● THE EXERCISE
Report each line of the data that has "Always" somewhere in it.

(Some records)
## start
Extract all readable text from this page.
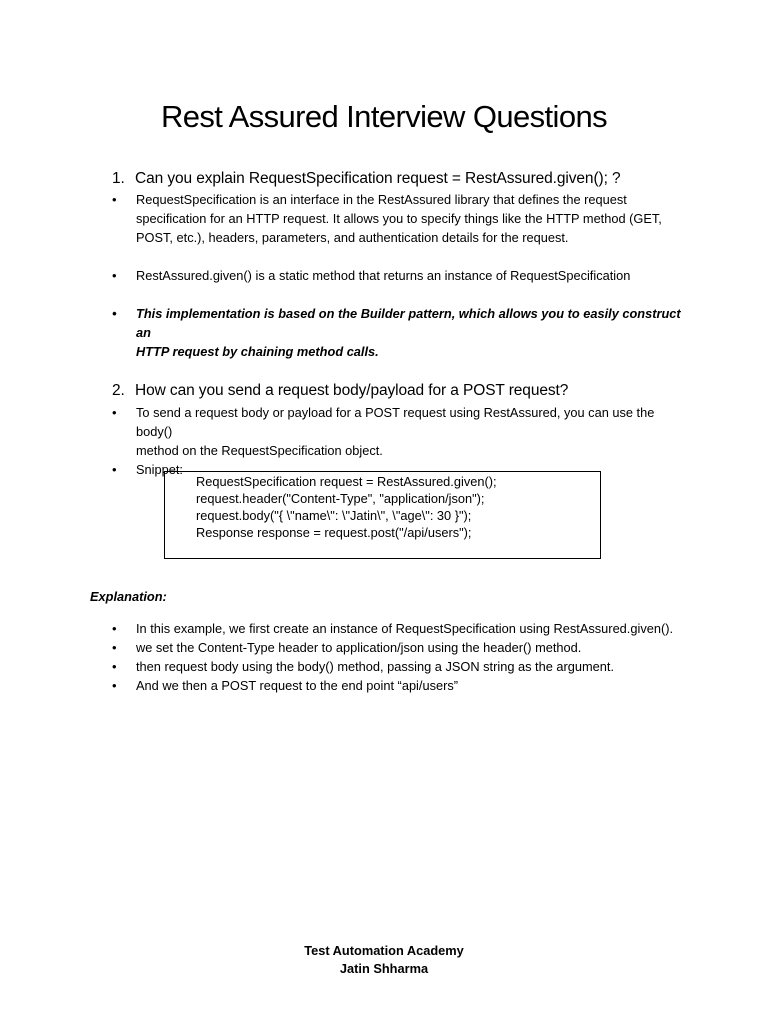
Rest Assured Interview Questions
1. Can you explain RequestSpecification request = RestAssured.given(); ?
• RequestSpecification is an interface in the RestAssured library that defines the request
specification for an HTTP request. It allows you to specify things like the HTTP method (GET,
POST, etc.), headers, parameters, and authentication details for the request.
• RestAssured.given() is a static method that returns an instance of RequestSpecification
• This implementation is based on the Builder pattern, which allows you to easily construct an
HTTP request by chaining method calls.
2. How can you send a request body/payload for a POST request?
• To send a request body or payload for a POST request using RestAssured, you can use the body()
method on the RequestSpecification object.
• Snippet:
RequestSpecification request = RestAssured.given();
request.header("Content-Type", "application/json");
request.body("{ \"name\": \"Jatin\", \"age\": 30 }");
Response response = request.post("/api/users");
Explanation:
• In this example, we first create an instance of RequestSpecification using RestAssured.given().
• we set the Content-Type header to application/json using the header() method.
• then request body using the body() method, passing a JSON string as the argument.
• And we then a POST request to the end point “api/users”
Test Automation Academy
Jatin Shharma
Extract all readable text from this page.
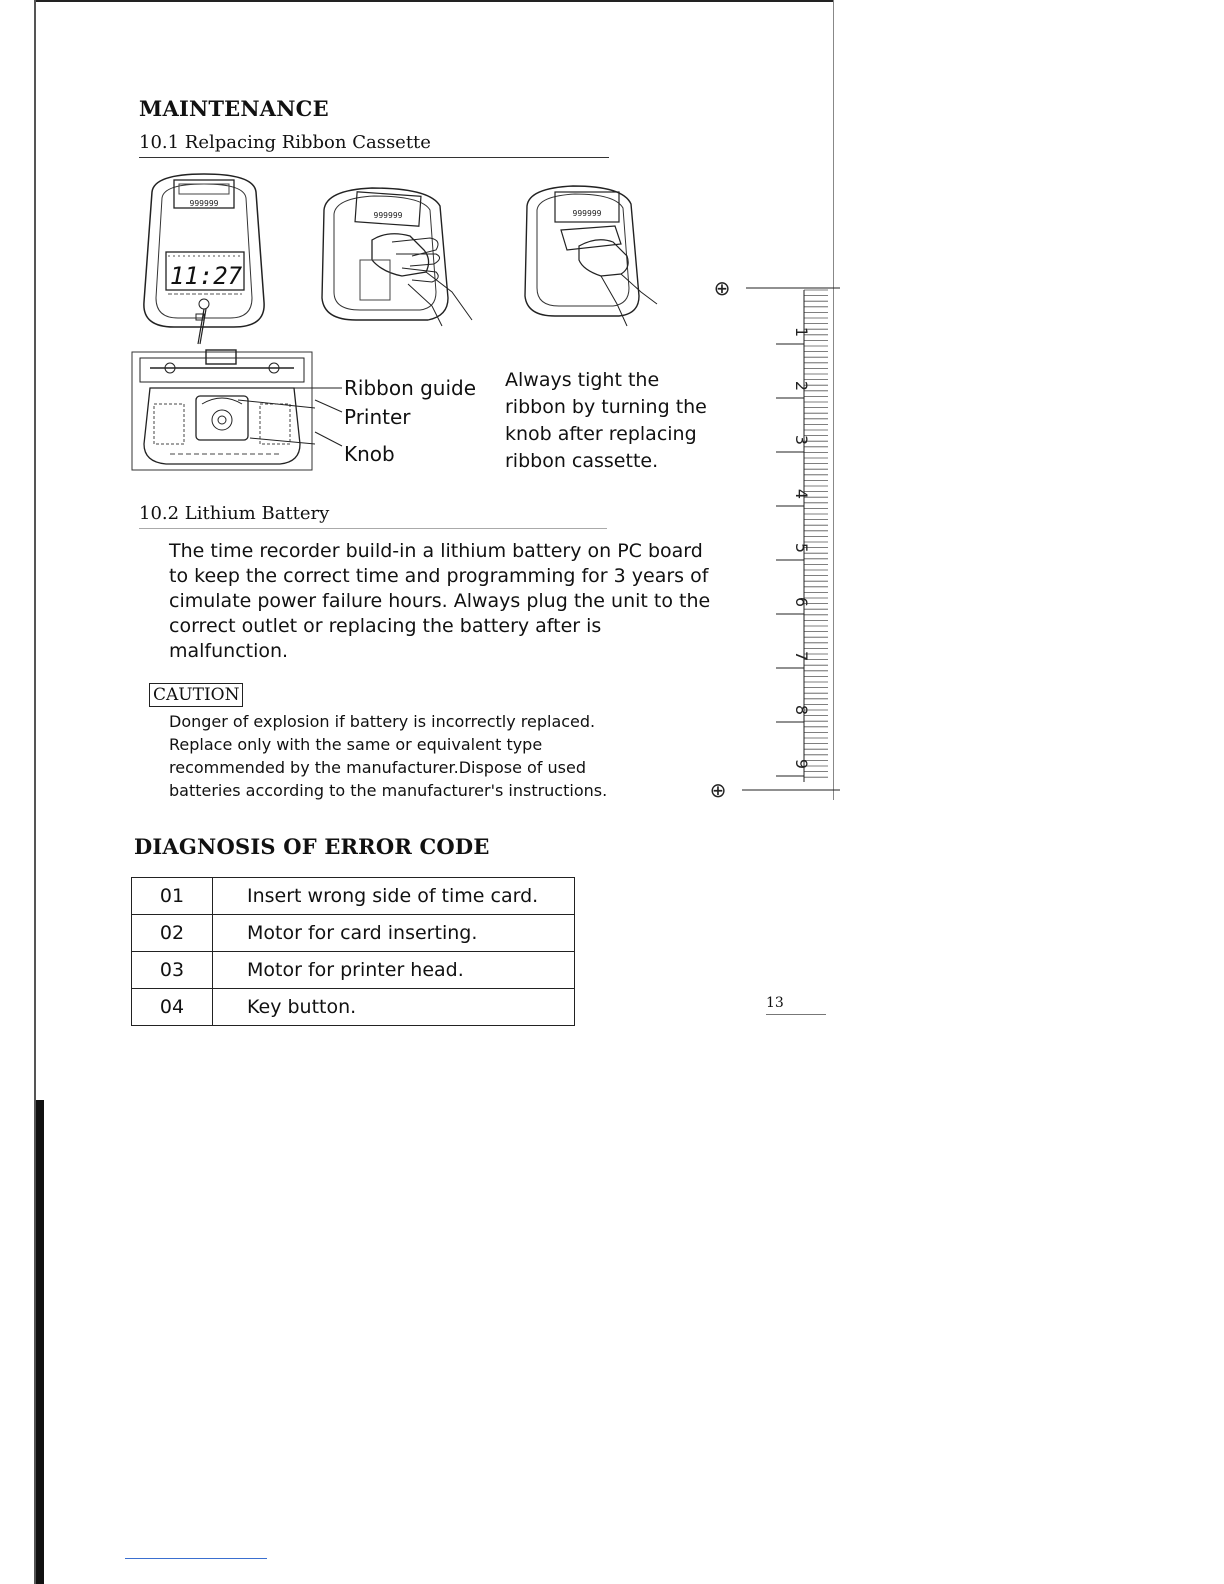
MAINTENANCE
10.1 Relpacing Ribbon Cassette
999999
11:27
999999	999999
Ribbon guide
Printer
Knob
Always tight the ribbon by turning the knob after replacing ribbon cassette.
10.2 Lithium Battery
The time recorder build-in a lithium battery on PC board to keep the correct time and programming for 3 years of cimulate power failure hours. Always plug the unit to the correct outlet or replacing the battery after is malfunction.
CAUTION
Donger of explosion if battery is incorrectly replaced. Replace only with the same or equivalent type recommended by the manufacturer.Dispose of used batteries according to the manufacturer's instructions.
1
2
3
4
5
6
7
8
9
⊕
⊕
DIAGNOSIS OF ERROR CODE
01	Insert wrong side of time card.
02	Motor for card inserting.
03	Motor for printer head.
04	Key button.	13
## end
● RESULT BELOW
Always tight the ribbon by turning the knob after replacing ribbon cassette.
The time recorder build-in a lithium battery on PC board to keep the correct time and programming for 3 years of cimulate power failure hours. Always plug the unit to the correct outlet or replacing the battery after is malfunction.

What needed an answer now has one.